Wherever a line holds the word "icon", copy that line out.

[start Stored records]

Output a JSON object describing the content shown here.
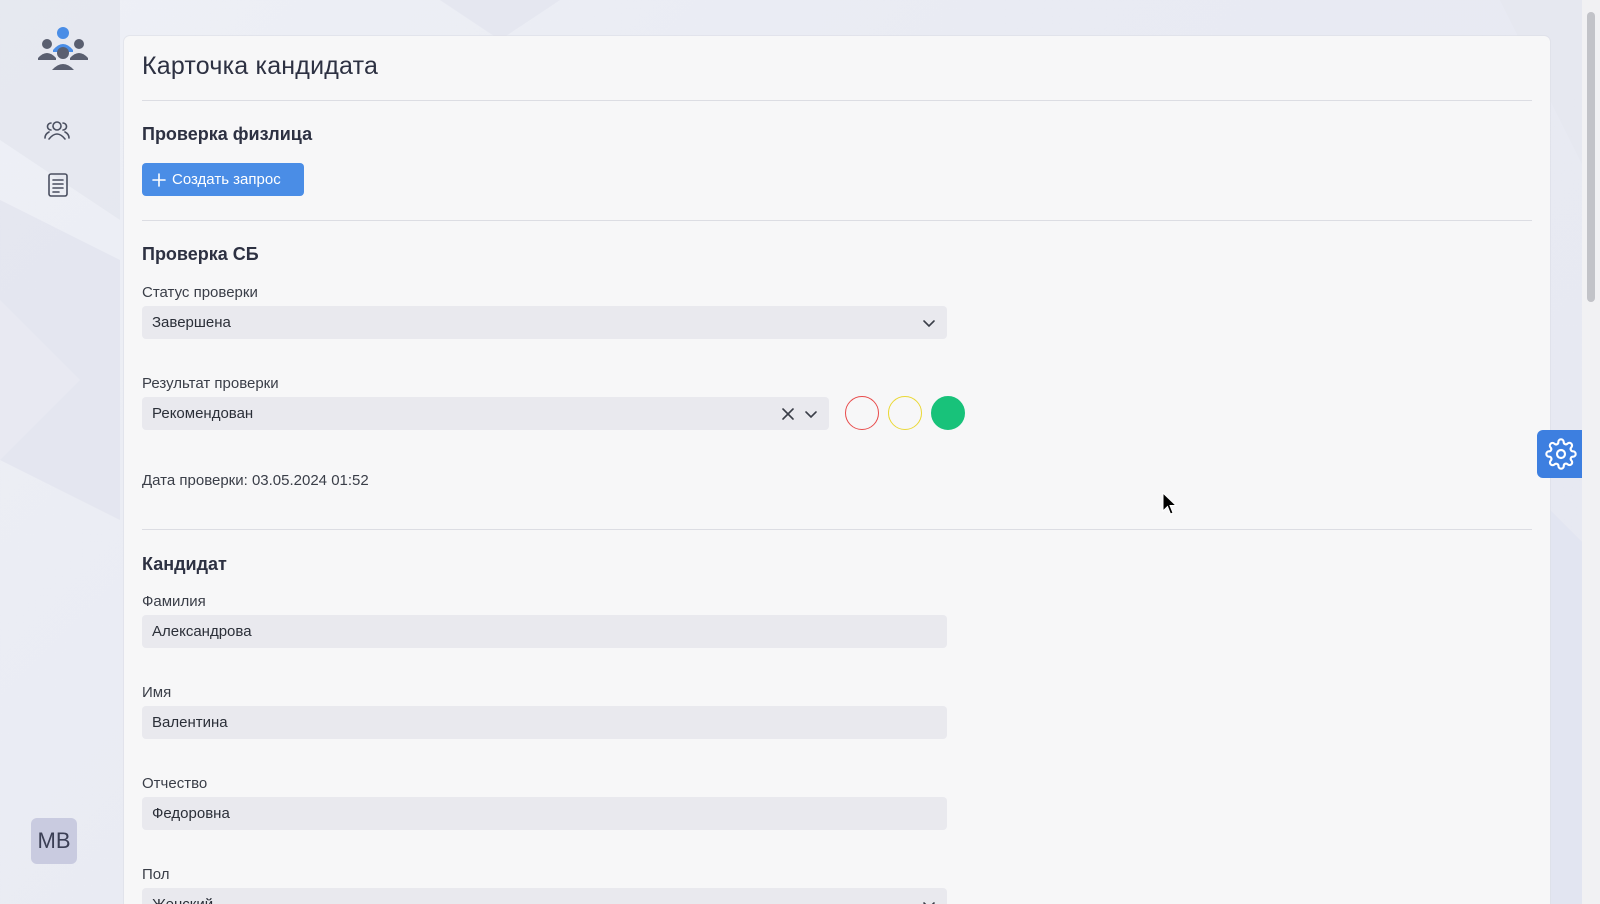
{
  "page": {
    "title": "Карточка кандидата"
  },
  "sections": {
    "individual_check": {
      "title": "Проверка физлица",
      "create_request_label": "Создать запрос"
    },
    "security_check": {
      "title": "Проверка СБ",
      "status_label": "Статус проверки",
      "status_value": "Завершена",
      "result_label": "Результат проверки",
      "result_value": "Рекомендован",
      "result_colors": {
        "red": "#e84b4b",
        "yellow": "#ead835",
        "green": "#18c27a"
      },
      "date_text": "Дата проверки: 03.05.2024 01:52"
    },
    "candidate": {
      "title": "Кандидат",
      "last_name_label": "Фамилия",
      "last_name_value": "Александрова",
      "first_name_label": "Имя",
      "first_name_value": "Валентина",
      "patronymic_label": "Отчество",
      "patronymic_value": "Федоровна",
      "gender_label": "Пол",
      "gender_value": "Женский"
    }
  },
  "sidebar": {
    "logo_icon": "team-logo-icon",
    "items": [
      {
        "icon": "users-icon"
      },
      {
        "icon": "document-list-icon"
      }
    ],
    "avatar_initials": "MB"
  },
  "colors": {
    "primary": "#4a8de6",
    "gear_button": "#3d7fe0"
  }
}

[end Stored records]

#### [Written solution]
    "logo_icon": "team-logo-icon",
        "icon": "users-icon"
        "icon": "document-list-icon"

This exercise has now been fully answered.